• [Task objective] Each line containing the word "name" must be collected.
########
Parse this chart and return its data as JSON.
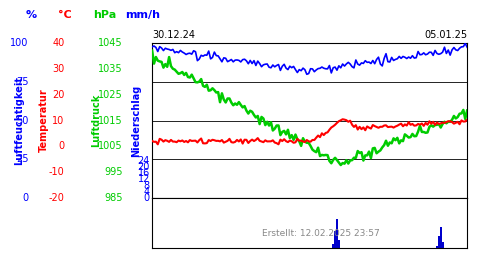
{
  "date_left": "30.12.24",
  "date_right": "05.01.25",
  "footer": "Erstellt: 12.02.2025 23:57",
  "n_points": 168,
  "hum_min": 0,
  "hum_max": 100,
  "temp_min": -20,
  "temp_max": 40,
  "pres_min": 985,
  "pres_max": 1045,
  "prec_min": 0,
  "prec_max": 24,
  "hum_ticks": [
    0,
    25,
    50,
    75,
    100
  ],
  "temp_ticks": [
    -20,
    -10,
    0,
    10,
    20,
    30,
    40
  ],
  "pres_ticks": [
    985,
    995,
    1005,
    1015,
    1025,
    1035,
    1045
  ],
  "prec_ticks": [
    0,
    4,
    8,
    12,
    16,
    20,
    24
  ],
  "color_hum": "#0000ff",
  "color_temp": "#ff0000",
  "color_pres": "#00cc00",
  "color_prec": "#0000cc",
  "bg_color": "#ffffff",
  "grid_color": "#000000",
  "label_hum": "Luftfeuchtigkeit",
  "label_temp": "Temperatur",
  "label_pres": "Luftdruck",
  "label_prec": "Niederschlag",
  "unit_hum": "%",
  "unit_temp": "°C",
  "unit_pres": "hPa",
  "unit_prec": "mm/h"
}
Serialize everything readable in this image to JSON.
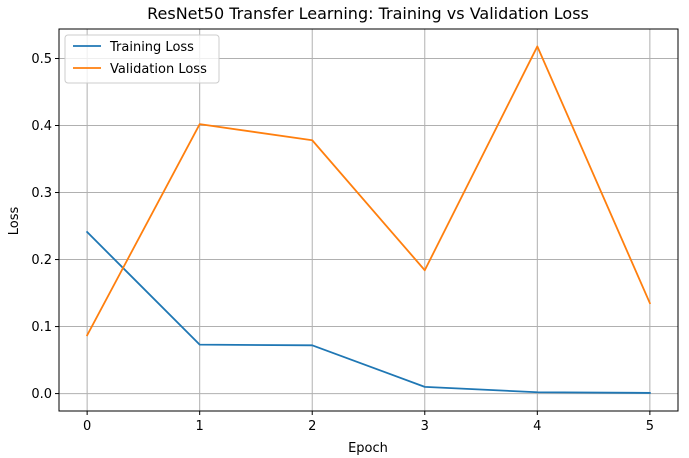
{
  "chart_data": {
    "type": "line",
    "title": "ResNet50 Transfer Learning: Training vs Validation Loss",
    "xlabel": "Epoch",
    "ylabel": "Loss",
    "x": [
      0,
      1,
      2,
      3,
      4,
      5
    ],
    "xlim": [
      -0.25,
      5.25
    ],
    "ylim": [
      -0.026,
      0.544
    ],
    "xticks": [
      0,
      1,
      2,
      3,
      4,
      5
    ],
    "yticks": [
      0.0,
      0.1,
      0.2,
      0.3,
      0.4,
      0.5
    ],
    "xtick_labels": [
      "0",
      "1",
      "2",
      "3",
      "4",
      "5"
    ],
    "ytick_labels": [
      "0.0",
      "0.1",
      "0.2",
      "0.3",
      "0.4",
      "0.5"
    ],
    "grid": true,
    "legend_position": "top-left",
    "series": [
      {
        "name": "Training Loss",
        "color": "#1f77b4",
        "values": [
          0.241,
          0.073,
          0.072,
          0.01,
          0.002,
          0.001
        ]
      },
      {
        "name": "Validation Loss",
        "color": "#ff7f0e",
        "values": [
          0.087,
          0.402,
          0.378,
          0.184,
          0.518,
          0.135
        ]
      }
    ]
  }
}
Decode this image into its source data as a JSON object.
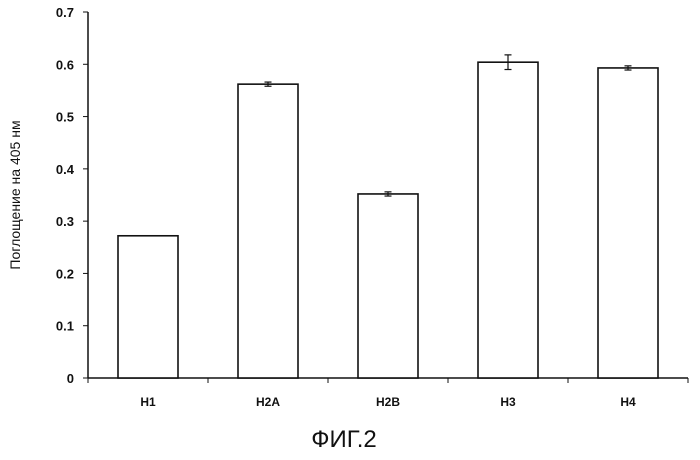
{
  "chart_data": {
    "type": "bar",
    "categories": [
      "H1",
      "H2A",
      "H2B",
      "H3",
      "H4"
    ],
    "values": [
      0.272,
      0.562,
      0.352,
      0.604,
      0.593
    ],
    "errors": [
      0.0,
      0.004,
      0.004,
      0.014,
      0.004
    ],
    "ylabel": "Поглощение на 405 нм",
    "xlabel": "",
    "ylim": [
      0,
      0.7
    ],
    "yticks": [
      "0",
      "0.1",
      "0.2",
      "0.3",
      "0.4",
      "0.5",
      "0.6",
      "0.7"
    ],
    "grid": false,
    "legend": "none",
    "bar_fill": "#ffffff",
    "bar_stroke": "#111111"
  },
  "caption": "ФИГ.2"
}
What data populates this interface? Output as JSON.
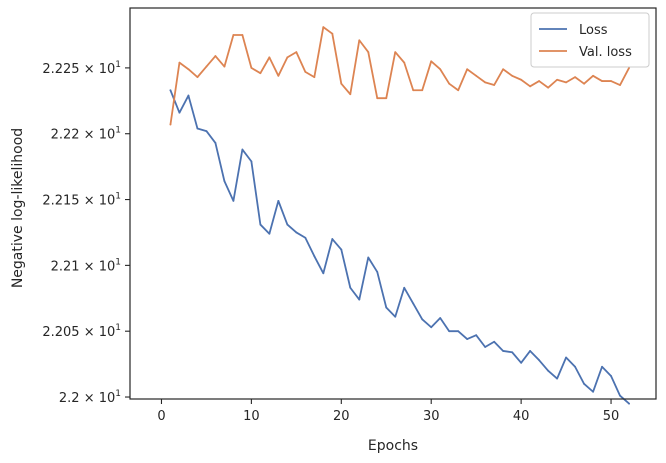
{
  "chart_data": {
    "type": "line",
    "title": "",
    "xlabel": "Epochs",
    "ylabel": "Negative log-likelihood",
    "xlim": [
      -3.5,
      55
    ],
    "ylim": [
      21.9985,
      22.2955
    ],
    "x_ticks": [
      0,
      10,
      20,
      30,
      40,
      50
    ],
    "x_tick_labels": [
      "0",
      "10",
      "20",
      "30",
      "40",
      "50"
    ],
    "y_ticks": [
      22.0,
      22.05,
      22.1,
      22.15,
      22.2,
      22.25
    ],
    "y_tick_labels": [
      {
        "mantissa": "2.2",
        "exp": "1"
      },
      {
        "mantissa": "2.205",
        "exp": "1"
      },
      {
        "mantissa": "2.21",
        "exp": "1"
      },
      {
        "mantissa": "2.215",
        "exp": "1"
      },
      {
        "mantissa": "2.22",
        "exp": "1"
      },
      {
        "mantissa": "2.225",
        "exp": "1"
      }
    ],
    "y_tick_base": "10",
    "y_tick_times": "×",
    "grid": false,
    "legend_position": "top-right",
    "x": [
      1,
      2,
      3,
      4,
      5,
      6,
      7,
      8,
      9,
      10,
      11,
      12,
      13,
      14,
      15,
      16,
      17,
      18,
      19,
      20,
      21,
      22,
      23,
      24,
      25,
      26,
      27,
      28,
      29,
      30,
      31,
      32,
      33,
      34,
      35,
      36,
      37,
      38,
      39,
      40,
      41,
      42,
      43,
      44,
      45,
      46,
      47,
      48,
      49,
      50,
      51,
      52
    ],
    "series": [
      {
        "name": "Loss",
        "color": "#4c72b0",
        "values": [
          22.233,
          22.216,
          22.229,
          22.204,
          22.202,
          22.193,
          22.164,
          22.149,
          22.188,
          22.179,
          22.131,
          22.124,
          22.149,
          22.131,
          22.125,
          22.121,
          22.107,
          22.094,
          22.12,
          22.112,
          22.083,
          22.074,
          22.106,
          22.095,
          22.068,
          22.061,
          22.083,
          22.071,
          22.059,
          22.053,
          22.06,
          22.05,
          22.05,
          22.044,
          22.047,
          22.038,
          22.042,
          22.035,
          22.034,
          22.026,
          22.035,
          22.028,
          22.02,
          22.014,
          22.03,
          22.023,
          22.01,
          22.004,
          22.023,
          22.016,
          22.001,
          21.995
        ]
      },
      {
        "name": "Val. loss",
        "color": "#dd8452",
        "values": [
          22.207,
          22.254,
          22.249,
          22.243,
          22.251,
          22.259,
          22.251,
          22.275,
          22.275,
          22.25,
          22.246,
          22.258,
          22.244,
          22.258,
          22.262,
          22.247,
          22.243,
          22.281,
          22.276,
          22.238,
          22.23,
          22.271,
          22.262,
          22.227,
          22.227,
          22.262,
          22.254,
          22.233,
          22.233,
          22.255,
          22.249,
          22.238,
          22.233,
          22.249,
          22.244,
          22.239,
          22.237,
          22.249,
          22.244,
          22.241,
          22.236,
          22.24,
          22.235,
          22.241,
          22.239,
          22.243,
          22.238,
          22.244,
          22.24,
          22.24,
          22.237,
          22.25
        ]
      }
    ]
  }
}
########
• [Completed exercise]
        "name": "Training Loss",
        "name": "Validation Loss",
        "name": "Loss",
        "name": "Val. loss",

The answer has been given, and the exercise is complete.